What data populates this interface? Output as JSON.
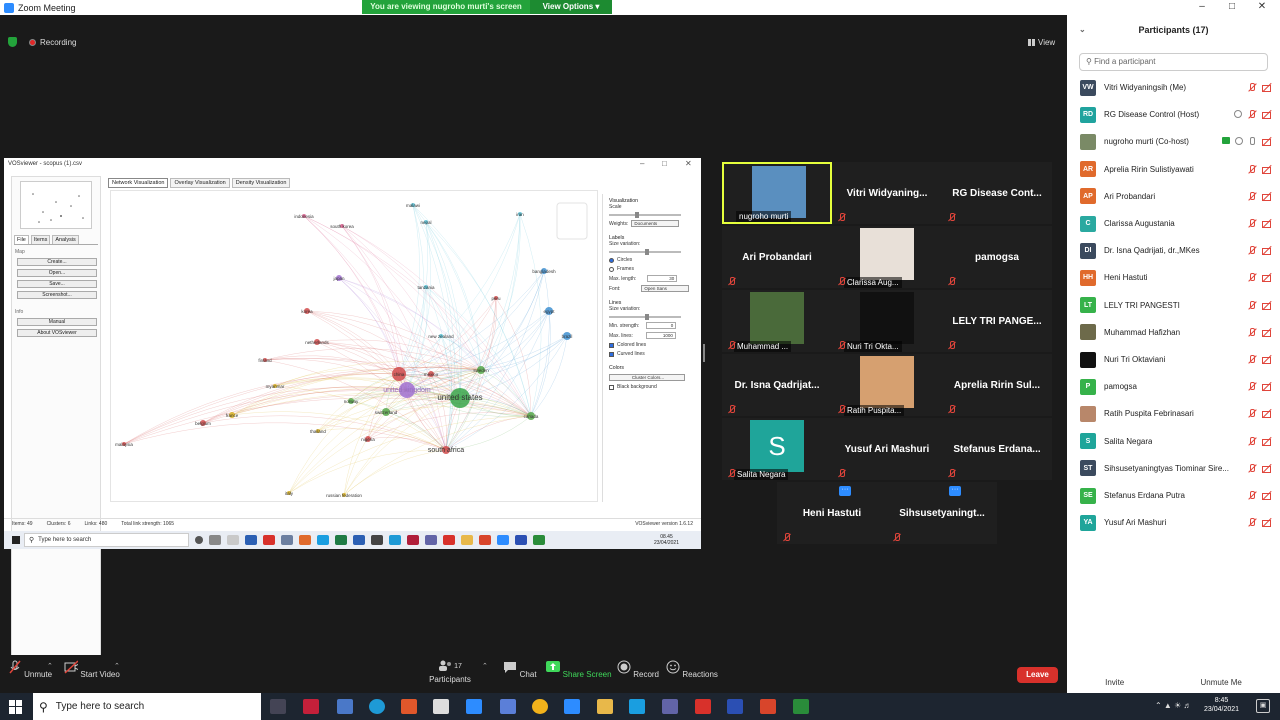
{
  "window": {
    "title": "Zoom Meeting"
  },
  "banner": {
    "viewing": "You are viewing nugroho murti's screen",
    "view_options": "View Options"
  },
  "status": {
    "recording": "Recording",
    "view": "View"
  },
  "vosviewer": {
    "title": "VOSviewer - scopus (1).csv",
    "tabs": [
      "Network Visualization",
      "Overlay Visualization",
      "Density Visualization"
    ],
    "left_tabs": [
      "File",
      "Items",
      "Analysis"
    ],
    "map_group": "Map",
    "buttons": [
      "Create...",
      "Open...",
      "Save...",
      "Screenshot..."
    ],
    "info_group": "Info",
    "info_buttons": [
      "Manual",
      "About VOSviewer"
    ],
    "nodes": [
      {
        "label": "malawi",
        "color": "#58c1d6"
      },
      {
        "label": "nepal",
        "color": "#58c1d6"
      },
      {
        "label": "indonesia",
        "color": "#d65a8a"
      },
      {
        "label": "south korea",
        "color": "#d65a8a"
      },
      {
        "label": "iran",
        "color": "#58c1d6"
      },
      {
        "label": "japan",
        "color": "#a070d0"
      },
      {
        "label": "bangladesh",
        "color": "#3e8fd0"
      },
      {
        "label": "tanzania",
        "color": "#58c1d6"
      },
      {
        "label": "peru",
        "color": "#d04a4a"
      },
      {
        "label": "korea",
        "color": "#d04a4a"
      },
      {
        "label": "brazil",
        "color": "#3e8fd0"
      },
      {
        "label": "egypt",
        "color": "#3e8fd0"
      },
      {
        "label": "netherlands",
        "color": "#d04a4a"
      },
      {
        "label": "new zealand",
        "color": "#58c1d6"
      },
      {
        "label": "finland",
        "color": "#d04a4a"
      },
      {
        "label": "china",
        "color": "#d04a4a"
      },
      {
        "label": "mexico",
        "color": "#d04a4a"
      },
      {
        "label": "sweden",
        "color": "#58a84a"
      },
      {
        "label": "myanmar",
        "color": "#d8b020"
      },
      {
        "label": "united kingdom",
        "color": "#a070d0"
      },
      {
        "label": "united states",
        "color": "#3aa64a"
      },
      {
        "label": "norway",
        "color": "#58a84a"
      },
      {
        "label": "switzerland",
        "color": "#58a84a"
      },
      {
        "label": "canada",
        "color": "#58a84a"
      },
      {
        "label": "france",
        "color": "#d8b020"
      },
      {
        "label": "belgium",
        "color": "#d04a4a"
      },
      {
        "label": "thailand",
        "color": "#d8b020"
      },
      {
        "label": "nigeria",
        "color": "#d04a4a"
      },
      {
        "label": "malaysia",
        "color": "#d04a4a"
      },
      {
        "label": "south africa",
        "color": "#d04a4a"
      },
      {
        "label": "italy",
        "color": "#d8b020"
      },
      {
        "label": "russian federation",
        "color": "#d8b020"
      }
    ],
    "panel": {
      "visualization": "Visualization",
      "scale": "Scale",
      "weights_label": "Weights:",
      "weights_value": "Documents",
      "labels": "Labels",
      "size_variation": "Size variation:",
      "circles": "Circles",
      "frames": "Frames",
      "max_length_label": "Max. length:",
      "max_length_value": "30",
      "font_label": "Font:",
      "font_value": "Open Sans",
      "lines": "Lines",
      "lines_size_variation": "Size variation:",
      "min_strength_label": "Min. strength:",
      "min_strength_value": "0",
      "max_lines_label": "Max. lines:",
      "max_lines_value": "1000",
      "colored_lines": "Colored lines",
      "curved_lines": "Curved lines",
      "colors": "Colors",
      "cluster_colors": "Cluster Colors...",
      "black_background": "Black background"
    },
    "status": {
      "items": "Items: 49",
      "clusters": "Clusters: 6",
      "links": "Links: 480",
      "strength": "Total link strength: 1065",
      "version": "VOSviewer version 1.6.12"
    },
    "inner_taskbar": {
      "search": "Type here to search",
      "time": "08.45",
      "date": "23/04/2021"
    }
  },
  "gallery": [
    {
      "name": "nugroho murti",
      "type": "video",
      "active": true
    },
    {
      "name": "Vitri  Widyaning...",
      "type": "name"
    },
    {
      "name": "RG Disease Cont...",
      "type": "name"
    },
    {
      "name": "Ari Probandari",
      "type": "name"
    },
    {
      "name": "Clarissa Aug...",
      "type": "video"
    },
    {
      "name": "pamogsa",
      "type": "name"
    },
    {
      "name": "Muhammad ...",
      "type": "video"
    },
    {
      "name": "Nuri Tri Okta...",
      "type": "video"
    },
    {
      "name": "LELY TRI PANGE...",
      "type": "name"
    },
    {
      "name": "Dr. Isna Qadrijat...",
      "type": "name"
    },
    {
      "name": "Ratih Puspita...",
      "type": "video"
    },
    {
      "name": "Aprelia Ririn Sul...",
      "type": "name"
    },
    {
      "name": "Salita Negara",
      "type": "avatar",
      "initial": "S"
    },
    {
      "name": "Yusuf Ari Mashuri",
      "type": "name"
    },
    {
      "name": "Stefanus Erdana...",
      "type": "name"
    },
    {
      "name": "Heni Hastuti",
      "type": "name",
      "more": "···"
    },
    {
      "name": "Sihsusetyaningt...",
      "type": "name",
      "more": "···"
    }
  ],
  "participants": {
    "title": "Participants (17)",
    "search_placeholder": "Find a participant",
    "list": [
      {
        "initials": "VW",
        "name": "Vitri Widyaningsih (Me)",
        "color": "#3b4a5e"
      },
      {
        "initials": "RD",
        "name": "RG Disease Control (Host)",
        "color": "#20a39e"
      },
      {
        "initials": "",
        "name": "nugroho murti (Co-host)",
        "color": "#7a8a66"
      },
      {
        "initials": "AR",
        "name": "Aprelia Ririn Sulistiyawati",
        "color": "#e06a2c"
      },
      {
        "initials": "AP",
        "name": "Ari Probandari",
        "color": "#e06a2c"
      },
      {
        "initials": "C",
        "name": "Clarissa Augustania",
        "color": "#2aa9a0"
      },
      {
        "initials": "DI",
        "name": "Dr. Isna Qadrijati, dr.,MKes",
        "color": "#3b4a5e"
      },
      {
        "initials": "HH",
        "name": "Heni Hastuti",
        "color": "#e06a2c"
      },
      {
        "initials": "LT",
        "name": "LELY TRI PANGESTI",
        "color": "#36b24a"
      },
      {
        "initials": "",
        "name": "Muhammad Hafizhan",
        "color": "#6d6a4a"
      },
      {
        "initials": "",
        "name": "Nuri Tri Oktaviani",
        "color": "#111111"
      },
      {
        "initials": "P",
        "name": "pamogsa",
        "color": "#36b24a"
      },
      {
        "initials": "",
        "name": "Ratih Puspita Febrinasari",
        "color": "#b8876a"
      },
      {
        "initials": "S",
        "name": "Salita Negara",
        "color": "#1fa59a"
      },
      {
        "initials": "ST",
        "name": "Sihsusetyaningtyas Tiominar Sire...",
        "color": "#3b4a5e"
      },
      {
        "initials": "SE",
        "name": "Stefanus Erdana Putra",
        "color": "#36b24a"
      },
      {
        "initials": "YA",
        "name": "Yusuf Ari Mashuri",
        "color": "#1fa59a"
      }
    ],
    "invite": "Invite",
    "unmute_me": "Unmute Me"
  },
  "toolbar": {
    "unmute": "Unmute",
    "start_video": "Start Video",
    "participants_count": "17",
    "participants": "Participants",
    "chat": "Chat",
    "share_screen": "Share Screen",
    "record": "Record",
    "reactions": "Reactions",
    "leave": "Leave"
  },
  "taskbar": {
    "search": "Type here to search",
    "time": "8:45",
    "date": "23/04/2021"
  }
}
==================================================
● **YOUR TASK**
Among the records above, how many lines carry the string "title"? Reply with the number alone.

● **WRITTEN ANSWER**
3